Direction:
Output the data that follows exactly, line for line.
--- Begin Dataset extract ---
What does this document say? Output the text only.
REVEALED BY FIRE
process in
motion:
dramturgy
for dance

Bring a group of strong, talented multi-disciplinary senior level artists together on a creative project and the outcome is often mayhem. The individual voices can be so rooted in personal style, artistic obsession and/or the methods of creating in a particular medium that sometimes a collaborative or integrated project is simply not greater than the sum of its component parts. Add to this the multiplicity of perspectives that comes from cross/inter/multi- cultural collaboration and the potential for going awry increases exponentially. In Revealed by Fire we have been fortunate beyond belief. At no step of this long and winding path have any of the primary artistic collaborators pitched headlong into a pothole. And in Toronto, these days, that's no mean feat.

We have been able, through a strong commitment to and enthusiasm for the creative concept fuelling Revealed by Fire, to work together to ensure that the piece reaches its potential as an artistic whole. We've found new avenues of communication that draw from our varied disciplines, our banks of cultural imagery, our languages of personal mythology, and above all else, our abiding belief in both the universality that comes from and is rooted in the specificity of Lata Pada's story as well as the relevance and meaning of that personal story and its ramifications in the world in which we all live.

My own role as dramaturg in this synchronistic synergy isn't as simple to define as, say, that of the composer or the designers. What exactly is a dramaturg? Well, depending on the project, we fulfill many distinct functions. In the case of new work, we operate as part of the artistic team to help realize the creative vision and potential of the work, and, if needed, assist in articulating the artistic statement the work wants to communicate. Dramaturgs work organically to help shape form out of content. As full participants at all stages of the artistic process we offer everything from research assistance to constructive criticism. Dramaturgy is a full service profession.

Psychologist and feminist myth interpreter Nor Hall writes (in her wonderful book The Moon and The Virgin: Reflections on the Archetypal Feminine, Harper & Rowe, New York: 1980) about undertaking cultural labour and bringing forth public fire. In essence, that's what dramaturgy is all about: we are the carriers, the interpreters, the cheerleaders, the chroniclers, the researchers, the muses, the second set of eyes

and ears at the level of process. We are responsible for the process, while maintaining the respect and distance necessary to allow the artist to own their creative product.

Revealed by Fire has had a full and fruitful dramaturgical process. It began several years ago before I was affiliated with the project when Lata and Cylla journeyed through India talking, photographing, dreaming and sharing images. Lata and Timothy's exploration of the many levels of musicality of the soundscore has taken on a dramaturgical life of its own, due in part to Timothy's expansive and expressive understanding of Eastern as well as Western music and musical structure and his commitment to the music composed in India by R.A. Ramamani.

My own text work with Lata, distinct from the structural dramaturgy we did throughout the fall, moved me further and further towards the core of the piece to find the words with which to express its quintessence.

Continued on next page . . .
--- End Dataset extract ---
The solution:
What does this document say? Output the text only.
REVEALED BY FIRE
process in
motion:
dramturgy
for dance

Bring a group of strong, talented multi-disciplinary senior level artists together on a creative project and the outcome is often mayhem. The individual voices can be so rooted in personal style, artistic obsession and/or the methods of creating in a particular medium that sometimes a collaborative or integrated project is simply not greater than the sum of its component parts. Add to this the multiplicity of perspectives that comes from cross/inter/multi- cultural collaboration and the potential for going awry increases exponentially. In Revealed by Fire we have been fortunate beyond belief. At no step of this long and winding path have any of the primary artistic collaborators pitched headlong into a pothole. And in Toronto, these days, that's no mean feat.

We have been able, through a strong commitment to and enthusiasm for the creative concept fuelling Revealed by Fire, to work together to ensure that the piece reaches its potential as an artistic whole. We've found new avenues of communication that draw from our varied disciplines, our banks of cultural imagery, our languages of personal mythology, and above all else, our abiding belief in both the universality that comes from and is rooted in the specificity of Lata Pada's story as well as the relevance and meaning of that personal story and its ramifications in the world in which we all live.

My own role as dramaturg in this synchronistic synergy isn't as simple to define as, say, that of the composer or the designers. What exactly is a dramaturg? Well, depending on the project, we fulfill many distinct functions. In the case of new work, we operate as part of the artistic team to help realize the creative vision and potential of the work, and, if needed, assist in articulating the artistic statement the work wants to communicate. Dramaturgs work organically to help shape form out of content. As full participants at all stages of the artistic process we offer everything from research assistance to constructive criticism. Dramaturgy is a full service profession.

Psychologist and feminist myth interpreter Nor Hall writes (in her wonderful book The Moon and The Virgin: Reflections on the Archetypal Feminine, Harper & Rowe, New York: 1980) about undertaking cultural labour and bringing forth public fire. In essence, that's what dramaturgy is all about: we are the carriers, the interpreters, the cheerleaders, the chroniclers, the researchers, the muses, the second set of eyes

and ears at the level of process. We are responsible for the process, while maintaining the respect and distance necessary to allow the artist to own their creative product.

Revealed by Fire has had a full and fruitful dramaturgical process. It began several years ago before I was affiliated with the project when Lata and Cylla journeyed through India talking, photographing, dreaming and sharing images. Lata and Timothy's exploration of the many levels of musicality of the soundscore has taken on a dramaturgical life of its own, due in part to Timothy's expansive and expressive understanding of Eastern as well as Western music and musical structure and his commitment to the music composed in India by R.A. Ramamani.

My own text work with Lata, distinct from the structural dramaturgy we did throughout the fall, moved me further and further towards the core of the piece to find the words with which to express its quintessence.

Continued on next page . . .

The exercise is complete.